* What you should do: In the listing that follows, count every line with the word "text" in it and write only the total.

....

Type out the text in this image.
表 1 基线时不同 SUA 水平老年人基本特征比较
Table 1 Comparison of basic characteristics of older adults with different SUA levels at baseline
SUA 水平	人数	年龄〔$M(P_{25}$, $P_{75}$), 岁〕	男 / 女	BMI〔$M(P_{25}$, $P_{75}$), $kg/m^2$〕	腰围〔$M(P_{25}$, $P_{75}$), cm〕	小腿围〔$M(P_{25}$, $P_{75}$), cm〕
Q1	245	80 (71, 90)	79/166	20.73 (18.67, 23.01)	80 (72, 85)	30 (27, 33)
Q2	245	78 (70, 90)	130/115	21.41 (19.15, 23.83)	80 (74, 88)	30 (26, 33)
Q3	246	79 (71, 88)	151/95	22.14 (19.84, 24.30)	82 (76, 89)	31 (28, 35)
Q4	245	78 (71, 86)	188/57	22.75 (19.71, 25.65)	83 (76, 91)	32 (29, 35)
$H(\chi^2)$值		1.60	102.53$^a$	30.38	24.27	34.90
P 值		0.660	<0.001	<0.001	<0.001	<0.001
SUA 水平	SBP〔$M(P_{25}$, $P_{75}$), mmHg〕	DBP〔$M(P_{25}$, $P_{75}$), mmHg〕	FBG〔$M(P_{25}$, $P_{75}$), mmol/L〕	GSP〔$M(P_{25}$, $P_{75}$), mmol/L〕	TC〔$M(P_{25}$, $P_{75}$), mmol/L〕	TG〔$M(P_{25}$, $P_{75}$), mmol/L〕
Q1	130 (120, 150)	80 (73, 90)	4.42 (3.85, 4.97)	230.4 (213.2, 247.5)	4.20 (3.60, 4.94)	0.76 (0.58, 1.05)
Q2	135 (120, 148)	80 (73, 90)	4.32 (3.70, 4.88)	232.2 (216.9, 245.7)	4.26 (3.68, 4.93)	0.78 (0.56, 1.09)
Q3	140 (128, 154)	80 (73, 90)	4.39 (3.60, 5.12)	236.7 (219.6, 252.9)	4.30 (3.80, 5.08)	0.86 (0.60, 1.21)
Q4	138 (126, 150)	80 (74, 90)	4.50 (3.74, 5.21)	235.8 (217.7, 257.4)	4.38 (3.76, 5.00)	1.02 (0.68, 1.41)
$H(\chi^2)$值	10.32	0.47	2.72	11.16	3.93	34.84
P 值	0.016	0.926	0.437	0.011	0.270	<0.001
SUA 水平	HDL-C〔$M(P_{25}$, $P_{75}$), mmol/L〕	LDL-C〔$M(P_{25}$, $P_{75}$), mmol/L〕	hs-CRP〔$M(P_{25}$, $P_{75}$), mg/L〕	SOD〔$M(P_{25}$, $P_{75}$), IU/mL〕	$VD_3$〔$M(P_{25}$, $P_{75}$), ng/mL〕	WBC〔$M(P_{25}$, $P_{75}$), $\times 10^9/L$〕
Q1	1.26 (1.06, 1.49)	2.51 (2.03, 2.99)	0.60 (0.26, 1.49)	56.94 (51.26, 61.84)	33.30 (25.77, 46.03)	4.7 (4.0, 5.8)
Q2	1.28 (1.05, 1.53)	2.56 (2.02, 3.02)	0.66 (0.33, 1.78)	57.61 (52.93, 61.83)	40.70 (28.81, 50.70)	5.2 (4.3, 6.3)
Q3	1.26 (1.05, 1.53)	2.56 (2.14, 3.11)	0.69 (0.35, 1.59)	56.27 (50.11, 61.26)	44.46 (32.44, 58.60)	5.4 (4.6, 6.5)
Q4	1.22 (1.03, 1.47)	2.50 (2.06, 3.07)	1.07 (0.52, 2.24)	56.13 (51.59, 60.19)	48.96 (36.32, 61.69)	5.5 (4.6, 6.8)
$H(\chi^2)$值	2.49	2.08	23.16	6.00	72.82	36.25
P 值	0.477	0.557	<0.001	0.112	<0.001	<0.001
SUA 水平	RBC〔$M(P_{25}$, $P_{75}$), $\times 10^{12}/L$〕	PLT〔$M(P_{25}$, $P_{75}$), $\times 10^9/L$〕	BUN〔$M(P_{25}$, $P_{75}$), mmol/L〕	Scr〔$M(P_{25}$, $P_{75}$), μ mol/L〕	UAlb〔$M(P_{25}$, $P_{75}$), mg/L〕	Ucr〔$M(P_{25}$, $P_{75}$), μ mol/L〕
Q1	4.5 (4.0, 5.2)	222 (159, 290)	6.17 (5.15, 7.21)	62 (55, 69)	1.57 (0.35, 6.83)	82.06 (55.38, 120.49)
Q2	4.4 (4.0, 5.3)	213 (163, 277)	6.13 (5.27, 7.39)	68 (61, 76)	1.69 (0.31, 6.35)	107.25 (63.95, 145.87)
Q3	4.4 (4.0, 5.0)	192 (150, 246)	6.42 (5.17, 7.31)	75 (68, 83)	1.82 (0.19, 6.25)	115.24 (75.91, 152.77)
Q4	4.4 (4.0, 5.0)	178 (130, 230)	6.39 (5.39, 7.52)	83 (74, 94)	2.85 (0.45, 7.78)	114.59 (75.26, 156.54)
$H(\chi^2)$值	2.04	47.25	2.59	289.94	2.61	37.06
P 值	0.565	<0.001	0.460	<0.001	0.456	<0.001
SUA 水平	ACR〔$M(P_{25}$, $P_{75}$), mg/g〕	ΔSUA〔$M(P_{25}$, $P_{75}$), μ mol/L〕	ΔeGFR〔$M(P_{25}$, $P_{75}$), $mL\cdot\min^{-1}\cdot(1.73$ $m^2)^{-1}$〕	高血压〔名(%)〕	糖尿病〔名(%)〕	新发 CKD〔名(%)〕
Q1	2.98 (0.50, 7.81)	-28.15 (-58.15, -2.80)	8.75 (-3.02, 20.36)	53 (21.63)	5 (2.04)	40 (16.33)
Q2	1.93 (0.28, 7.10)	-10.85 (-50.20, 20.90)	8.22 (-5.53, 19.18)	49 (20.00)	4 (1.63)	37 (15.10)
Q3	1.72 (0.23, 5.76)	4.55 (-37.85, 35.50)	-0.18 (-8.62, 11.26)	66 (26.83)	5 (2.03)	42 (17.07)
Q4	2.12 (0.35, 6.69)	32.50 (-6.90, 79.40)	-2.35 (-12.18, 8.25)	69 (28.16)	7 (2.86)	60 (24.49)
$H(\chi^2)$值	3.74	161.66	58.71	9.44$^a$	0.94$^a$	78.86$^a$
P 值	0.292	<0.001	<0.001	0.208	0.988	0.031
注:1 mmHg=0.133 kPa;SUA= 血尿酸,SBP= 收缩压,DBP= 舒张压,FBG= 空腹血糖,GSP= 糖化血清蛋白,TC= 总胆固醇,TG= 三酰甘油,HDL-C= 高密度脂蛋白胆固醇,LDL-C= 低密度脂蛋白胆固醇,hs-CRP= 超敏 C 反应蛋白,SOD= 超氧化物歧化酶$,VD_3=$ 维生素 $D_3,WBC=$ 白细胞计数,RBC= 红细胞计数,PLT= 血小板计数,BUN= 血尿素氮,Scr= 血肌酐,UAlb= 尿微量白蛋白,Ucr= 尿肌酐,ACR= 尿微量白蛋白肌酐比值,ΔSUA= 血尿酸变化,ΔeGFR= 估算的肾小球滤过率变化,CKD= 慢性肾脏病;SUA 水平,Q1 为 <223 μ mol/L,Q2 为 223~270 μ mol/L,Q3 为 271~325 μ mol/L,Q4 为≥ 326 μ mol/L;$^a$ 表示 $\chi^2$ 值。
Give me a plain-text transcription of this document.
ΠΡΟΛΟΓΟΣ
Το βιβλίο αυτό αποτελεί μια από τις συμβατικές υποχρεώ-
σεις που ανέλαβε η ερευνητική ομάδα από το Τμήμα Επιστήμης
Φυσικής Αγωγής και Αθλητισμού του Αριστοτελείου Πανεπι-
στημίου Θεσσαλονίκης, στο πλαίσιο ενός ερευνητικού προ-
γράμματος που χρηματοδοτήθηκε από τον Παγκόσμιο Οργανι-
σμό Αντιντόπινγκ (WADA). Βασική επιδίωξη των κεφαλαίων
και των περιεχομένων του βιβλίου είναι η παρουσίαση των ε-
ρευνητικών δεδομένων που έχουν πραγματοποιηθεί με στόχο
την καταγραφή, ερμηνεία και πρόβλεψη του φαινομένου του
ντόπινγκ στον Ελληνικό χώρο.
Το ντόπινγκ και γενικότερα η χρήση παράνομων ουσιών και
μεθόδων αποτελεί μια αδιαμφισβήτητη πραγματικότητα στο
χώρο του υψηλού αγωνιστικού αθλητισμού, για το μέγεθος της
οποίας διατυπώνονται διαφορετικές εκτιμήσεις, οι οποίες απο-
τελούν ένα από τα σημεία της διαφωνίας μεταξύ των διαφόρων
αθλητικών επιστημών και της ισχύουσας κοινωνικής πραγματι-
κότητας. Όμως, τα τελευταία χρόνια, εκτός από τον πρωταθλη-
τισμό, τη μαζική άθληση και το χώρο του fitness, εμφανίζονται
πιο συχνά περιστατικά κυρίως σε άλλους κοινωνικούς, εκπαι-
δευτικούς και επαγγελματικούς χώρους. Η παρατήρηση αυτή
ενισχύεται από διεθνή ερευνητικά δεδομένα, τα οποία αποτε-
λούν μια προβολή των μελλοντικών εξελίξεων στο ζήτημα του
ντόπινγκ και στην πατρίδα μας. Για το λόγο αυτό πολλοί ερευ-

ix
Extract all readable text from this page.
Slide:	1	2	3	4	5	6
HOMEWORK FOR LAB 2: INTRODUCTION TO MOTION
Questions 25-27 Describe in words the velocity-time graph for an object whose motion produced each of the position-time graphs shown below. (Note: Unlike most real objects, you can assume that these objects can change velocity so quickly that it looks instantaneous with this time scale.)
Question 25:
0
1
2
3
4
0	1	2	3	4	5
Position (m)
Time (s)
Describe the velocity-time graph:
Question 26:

....

* Finished answer: 3